## Start
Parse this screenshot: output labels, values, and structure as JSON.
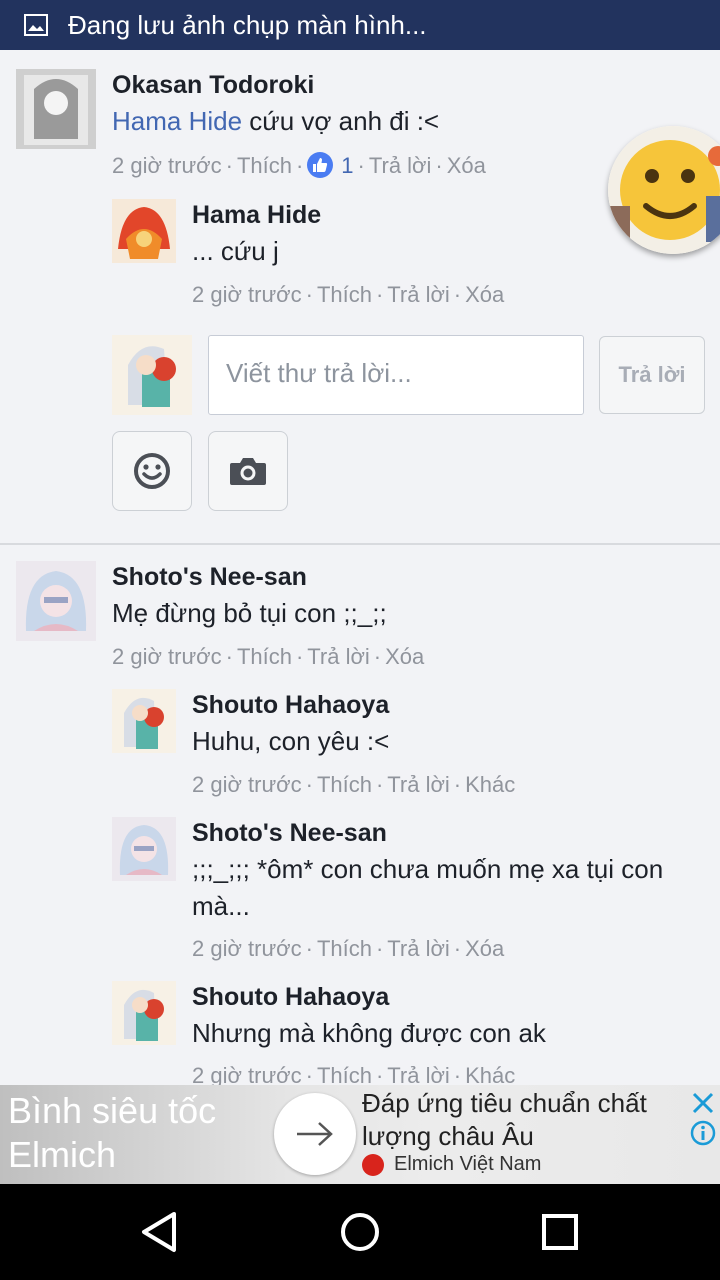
{
  "status_bar": {
    "text": "Đang lưu ảnh chụp màn hình..."
  },
  "comments": {
    "c1": {
      "author": "Okasan Todoroki",
      "mention": "Hama Hide",
      "text": " cứu vợ anh đi :<",
      "time": "2 giờ trước",
      "like": "Thích",
      "like_count": "1",
      "reply": "Trả lời",
      "delete": "Xóa"
    },
    "c1r1": {
      "author": "Hama Hide",
      "text": "... cứu j",
      "time": "2 giờ trước",
      "like": "Thích",
      "reply": "Trả lời",
      "delete": "Xóa"
    },
    "c2": {
      "author": "Shoto's Nee-san",
      "text": "Mẹ đừng bỏ tụi con ;;_;;",
      "time": "2 giờ trước",
      "like": "Thích",
      "reply": "Trả lời",
      "delete": "Xóa"
    },
    "c2r1": {
      "author": "Shouto Hahaoya",
      "text": "Huhu, con yêu :<",
      "time": "2 giờ trước",
      "like": "Thích",
      "reply": "Trả lời",
      "more": "Khác"
    },
    "c2r2": {
      "author": "Shoto's Nee-san",
      "text": ";;;_;;; *ôm* con chưa muốn mẹ xa tụi con mà...",
      "time": "2 giờ trước",
      "like": "Thích",
      "reply": "Trả lời",
      "delete": "Xóa"
    },
    "c2r3": {
      "author": "Shouto Hahaoya",
      "text": "Nhưng mà không được con ak",
      "time": "2 giờ trước",
      "like": "Thích",
      "reply": "Trả lời",
      "more": "Khác"
    }
  },
  "reply_box": {
    "placeholder": "Viết thư trả lời...",
    "submit_label": "Trả lời",
    "emoji_icon": "smiley-icon",
    "camera_icon": "camera-icon"
  },
  "ad": {
    "title": "Bình siêu tốc Elmich",
    "description": "Đáp ứng tiêu chuẩn chất lượng châu Âu",
    "brand": "Elmich Việt Nam"
  },
  "colors": {
    "status_bar": "#22335e",
    "link": "#4267b2",
    "meta": "#90949c",
    "background": "#f2f3f6"
  }
}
## End
PROBLEM REQUIREMENTS: Look through the records and gather every line containing "Elmich".

CORRECT ANSWER:
    "title": "Bình siêu tốc Elmich",
    "brand": "Elmich Việt Nam"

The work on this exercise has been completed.